***** EXTRAIT FOURNI

La bataille de Schwaderloh le 11 avril 1499 (extrait).
La bataille de Schwaderloh le 11 avril 1499 (extrait). Chronique illustrée du lucernois Diebold Schilling (Luzerner Schilling), S 23 fol. p. 369.

L’épreuve de force contre les Habsbourg

En 1499, la guerre de Souabe opposa les Confédérés à la maison de Habsbourg-Autriche et à la Ligue de Souabe. La Confédération remporta la victoire au prix de pertes nombreuses et cruelles, renforçant son autonomie par rapport au Saint Empire romain germanique.

James Blake Wiener

James Blake Wiener

James Blake Wiener est auteur, spécialiste en relations publiques dans le domaine du patrimoine culturel et co-fondateur de World History Encyclopedia.

**********
***** LIGNES EXTRAITES

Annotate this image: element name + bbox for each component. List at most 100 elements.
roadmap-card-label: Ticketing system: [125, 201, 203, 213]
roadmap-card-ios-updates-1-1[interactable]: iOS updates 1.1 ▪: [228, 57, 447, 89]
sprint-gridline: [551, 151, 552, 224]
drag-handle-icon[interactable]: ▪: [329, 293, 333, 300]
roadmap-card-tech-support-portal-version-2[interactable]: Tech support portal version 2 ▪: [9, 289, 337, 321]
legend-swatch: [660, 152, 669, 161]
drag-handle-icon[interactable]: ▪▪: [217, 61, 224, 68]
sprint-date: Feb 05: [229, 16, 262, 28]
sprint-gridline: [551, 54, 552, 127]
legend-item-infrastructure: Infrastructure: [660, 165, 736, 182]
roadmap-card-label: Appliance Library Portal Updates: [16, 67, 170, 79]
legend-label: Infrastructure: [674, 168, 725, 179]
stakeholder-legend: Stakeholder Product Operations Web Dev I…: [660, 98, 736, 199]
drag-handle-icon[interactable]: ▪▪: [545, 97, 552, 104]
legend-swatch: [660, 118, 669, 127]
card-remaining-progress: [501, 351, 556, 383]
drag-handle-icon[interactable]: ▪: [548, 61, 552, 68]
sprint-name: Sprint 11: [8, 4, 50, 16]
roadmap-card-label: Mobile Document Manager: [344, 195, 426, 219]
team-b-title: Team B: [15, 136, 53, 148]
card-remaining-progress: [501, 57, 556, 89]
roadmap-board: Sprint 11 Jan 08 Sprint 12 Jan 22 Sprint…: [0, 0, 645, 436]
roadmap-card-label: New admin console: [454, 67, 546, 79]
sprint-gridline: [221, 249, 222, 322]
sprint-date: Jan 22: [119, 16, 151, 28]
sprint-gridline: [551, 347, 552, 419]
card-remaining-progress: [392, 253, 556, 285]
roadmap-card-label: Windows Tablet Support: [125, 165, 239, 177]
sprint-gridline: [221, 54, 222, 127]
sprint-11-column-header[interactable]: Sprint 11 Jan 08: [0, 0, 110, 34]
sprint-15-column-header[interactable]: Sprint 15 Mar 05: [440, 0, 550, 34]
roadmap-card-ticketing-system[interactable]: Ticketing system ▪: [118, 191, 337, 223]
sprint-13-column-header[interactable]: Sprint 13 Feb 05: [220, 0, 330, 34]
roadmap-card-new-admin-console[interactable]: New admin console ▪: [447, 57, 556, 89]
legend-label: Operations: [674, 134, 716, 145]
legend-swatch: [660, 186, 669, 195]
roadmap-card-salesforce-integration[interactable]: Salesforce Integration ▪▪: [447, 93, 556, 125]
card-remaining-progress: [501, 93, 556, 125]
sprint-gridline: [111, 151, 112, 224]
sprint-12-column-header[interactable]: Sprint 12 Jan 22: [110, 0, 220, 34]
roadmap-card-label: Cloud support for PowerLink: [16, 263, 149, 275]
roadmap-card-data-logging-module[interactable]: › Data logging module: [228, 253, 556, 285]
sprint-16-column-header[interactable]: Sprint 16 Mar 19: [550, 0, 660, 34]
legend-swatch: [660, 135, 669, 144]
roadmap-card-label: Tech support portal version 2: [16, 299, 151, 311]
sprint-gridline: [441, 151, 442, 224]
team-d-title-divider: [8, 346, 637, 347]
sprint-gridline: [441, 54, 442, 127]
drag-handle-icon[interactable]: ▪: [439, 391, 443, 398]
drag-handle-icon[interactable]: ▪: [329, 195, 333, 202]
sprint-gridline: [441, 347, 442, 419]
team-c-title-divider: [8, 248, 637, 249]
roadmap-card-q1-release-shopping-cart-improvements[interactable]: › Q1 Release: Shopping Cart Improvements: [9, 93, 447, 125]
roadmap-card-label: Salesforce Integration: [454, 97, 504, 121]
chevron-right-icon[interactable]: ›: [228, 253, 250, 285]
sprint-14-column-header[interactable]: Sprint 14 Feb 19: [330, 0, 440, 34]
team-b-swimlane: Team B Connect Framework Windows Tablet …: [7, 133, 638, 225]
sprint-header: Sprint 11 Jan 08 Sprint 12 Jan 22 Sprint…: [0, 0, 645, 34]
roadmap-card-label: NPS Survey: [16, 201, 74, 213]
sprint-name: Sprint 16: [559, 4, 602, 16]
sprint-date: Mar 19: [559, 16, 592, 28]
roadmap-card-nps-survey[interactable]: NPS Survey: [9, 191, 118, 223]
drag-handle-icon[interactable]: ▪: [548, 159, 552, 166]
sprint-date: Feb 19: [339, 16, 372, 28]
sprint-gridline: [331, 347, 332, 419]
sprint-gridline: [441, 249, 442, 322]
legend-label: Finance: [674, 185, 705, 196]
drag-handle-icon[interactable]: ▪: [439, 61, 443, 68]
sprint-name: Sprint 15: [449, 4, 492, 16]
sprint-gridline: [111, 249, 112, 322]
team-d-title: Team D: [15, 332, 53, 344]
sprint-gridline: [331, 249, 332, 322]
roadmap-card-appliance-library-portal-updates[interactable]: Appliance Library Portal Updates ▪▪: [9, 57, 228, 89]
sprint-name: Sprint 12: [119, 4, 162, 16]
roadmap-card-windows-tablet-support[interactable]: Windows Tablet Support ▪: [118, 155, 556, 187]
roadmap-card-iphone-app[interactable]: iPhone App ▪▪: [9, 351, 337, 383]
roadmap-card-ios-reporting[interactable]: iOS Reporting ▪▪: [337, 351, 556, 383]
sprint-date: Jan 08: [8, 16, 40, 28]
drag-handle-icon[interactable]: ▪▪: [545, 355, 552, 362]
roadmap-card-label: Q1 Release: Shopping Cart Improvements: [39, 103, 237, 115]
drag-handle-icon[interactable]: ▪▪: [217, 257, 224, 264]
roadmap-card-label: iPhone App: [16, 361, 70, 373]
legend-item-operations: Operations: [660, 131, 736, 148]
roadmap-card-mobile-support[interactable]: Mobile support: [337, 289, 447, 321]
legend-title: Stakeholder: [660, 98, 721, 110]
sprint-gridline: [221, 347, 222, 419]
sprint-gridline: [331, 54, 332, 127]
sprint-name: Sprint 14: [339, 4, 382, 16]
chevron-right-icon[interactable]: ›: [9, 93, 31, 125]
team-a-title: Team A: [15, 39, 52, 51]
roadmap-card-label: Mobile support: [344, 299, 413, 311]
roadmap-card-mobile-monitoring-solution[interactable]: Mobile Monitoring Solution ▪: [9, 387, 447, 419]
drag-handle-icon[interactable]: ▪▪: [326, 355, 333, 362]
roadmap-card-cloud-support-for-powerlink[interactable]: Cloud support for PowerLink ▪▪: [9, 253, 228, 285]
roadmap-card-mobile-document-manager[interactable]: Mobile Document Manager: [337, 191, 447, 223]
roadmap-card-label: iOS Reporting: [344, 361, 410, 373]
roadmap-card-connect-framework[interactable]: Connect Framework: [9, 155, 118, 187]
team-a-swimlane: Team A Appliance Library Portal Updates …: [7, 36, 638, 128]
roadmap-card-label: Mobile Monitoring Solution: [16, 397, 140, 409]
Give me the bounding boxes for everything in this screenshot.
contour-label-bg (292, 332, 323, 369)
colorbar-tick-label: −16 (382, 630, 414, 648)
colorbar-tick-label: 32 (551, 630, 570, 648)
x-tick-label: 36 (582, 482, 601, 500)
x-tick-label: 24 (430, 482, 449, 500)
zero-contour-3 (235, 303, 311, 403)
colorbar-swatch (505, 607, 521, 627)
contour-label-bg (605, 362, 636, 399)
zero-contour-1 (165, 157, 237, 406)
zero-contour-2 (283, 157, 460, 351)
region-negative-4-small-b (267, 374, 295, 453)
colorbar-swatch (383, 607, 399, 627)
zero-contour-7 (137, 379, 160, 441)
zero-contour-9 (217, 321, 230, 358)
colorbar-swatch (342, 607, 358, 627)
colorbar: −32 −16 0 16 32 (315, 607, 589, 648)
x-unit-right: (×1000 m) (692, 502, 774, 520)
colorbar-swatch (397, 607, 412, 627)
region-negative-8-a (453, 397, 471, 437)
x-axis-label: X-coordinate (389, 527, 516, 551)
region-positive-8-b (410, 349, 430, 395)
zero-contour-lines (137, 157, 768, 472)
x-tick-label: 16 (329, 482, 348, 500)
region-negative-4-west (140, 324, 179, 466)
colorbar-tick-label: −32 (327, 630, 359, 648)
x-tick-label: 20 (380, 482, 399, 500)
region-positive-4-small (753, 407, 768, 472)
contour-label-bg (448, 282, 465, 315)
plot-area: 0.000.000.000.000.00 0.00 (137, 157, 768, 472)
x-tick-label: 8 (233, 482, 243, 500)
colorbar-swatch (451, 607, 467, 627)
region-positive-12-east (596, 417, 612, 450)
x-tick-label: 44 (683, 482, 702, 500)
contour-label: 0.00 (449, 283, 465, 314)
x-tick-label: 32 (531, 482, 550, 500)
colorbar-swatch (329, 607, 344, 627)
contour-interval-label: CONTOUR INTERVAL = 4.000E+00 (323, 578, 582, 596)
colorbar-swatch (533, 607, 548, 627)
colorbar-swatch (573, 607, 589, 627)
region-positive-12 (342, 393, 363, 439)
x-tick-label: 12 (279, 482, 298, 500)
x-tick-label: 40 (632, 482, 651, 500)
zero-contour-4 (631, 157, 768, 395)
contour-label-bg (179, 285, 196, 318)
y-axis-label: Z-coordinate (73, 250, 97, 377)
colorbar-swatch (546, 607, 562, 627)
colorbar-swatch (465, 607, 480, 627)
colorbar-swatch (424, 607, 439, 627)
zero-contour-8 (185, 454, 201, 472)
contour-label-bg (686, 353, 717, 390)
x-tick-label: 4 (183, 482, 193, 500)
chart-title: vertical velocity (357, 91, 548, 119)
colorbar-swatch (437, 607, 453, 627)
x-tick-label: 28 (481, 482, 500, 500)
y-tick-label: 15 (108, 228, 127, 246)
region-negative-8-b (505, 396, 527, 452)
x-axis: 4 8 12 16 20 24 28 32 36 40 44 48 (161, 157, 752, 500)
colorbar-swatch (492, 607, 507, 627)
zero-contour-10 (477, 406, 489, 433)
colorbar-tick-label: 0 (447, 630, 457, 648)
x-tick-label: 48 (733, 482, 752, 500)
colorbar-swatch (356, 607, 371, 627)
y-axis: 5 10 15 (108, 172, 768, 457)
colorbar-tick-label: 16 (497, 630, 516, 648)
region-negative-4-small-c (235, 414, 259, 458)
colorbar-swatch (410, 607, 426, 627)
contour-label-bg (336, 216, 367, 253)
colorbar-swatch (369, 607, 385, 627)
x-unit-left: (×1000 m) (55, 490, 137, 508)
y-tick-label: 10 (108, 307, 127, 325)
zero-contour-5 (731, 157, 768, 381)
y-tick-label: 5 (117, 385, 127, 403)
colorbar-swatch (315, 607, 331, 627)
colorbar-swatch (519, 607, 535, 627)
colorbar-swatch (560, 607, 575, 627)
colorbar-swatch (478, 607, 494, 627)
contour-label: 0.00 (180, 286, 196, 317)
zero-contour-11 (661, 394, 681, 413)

**********

CONSIGNE 1: Indiquez si chacune des affirmations suivantes concorde avec le texte sur la guerre de Souabe présenté ci-dessus, en répondant par oui ou par non et en citant mot pour mot les termes du texte qui tranchent : (a) la guerre de Souabe eut lieu en 1499 ; (b) la Confédération perdit la guerre ; (c) l'issue du conflit renforça l'autonomie de la Confédération vis-à-vis du Saint Empire romain germanique.
CONSIGNE 2: Poursuivez le texte sur la guerre de Souabe en reprenant juste après sa dernière phrase.

RÉPONSE 1:
(a) Oui : « En 1499, la guerre de Souabe opposa les Confédérés à la maison de Habsbourg-Autriche et à la Ligue de Souabe. »
(b) Non : « La Confédération remporta la victoire au prix de pertes nombreuses et cruelles »
(c) Oui : « renforçant son autonomie par rapport au Saint Empire romain germanique »

RÉPONSE 2:
Courte mais violente, la guerre de Souabe fut déclenchée en 1499 lorsque l’Ancienne Confédération refusa d’intégrer la Ligue de Souabe en 1488 et d’appliquer les réformes votées par la Diète de Worms en 1495. Après sept mois d’affrontements sanglants, Confédérés et Autrichiens conclurent la même année à Bâle un traité de paix dégageant les Suisses de l’influence du tribunal d’Empire et les exemptant de l’impôt impérial. Ce faisant, les Autrichiens reconnaissaient de facto l’Ancienne Confédération comme une instance politique autonome. Malgré cela, l’inimitié entre les Confédérés et les Souabes perdura encore jusqu’au XVIe siècle et même au-delà.
Territoire et sites historiques de la guerre de Souabe.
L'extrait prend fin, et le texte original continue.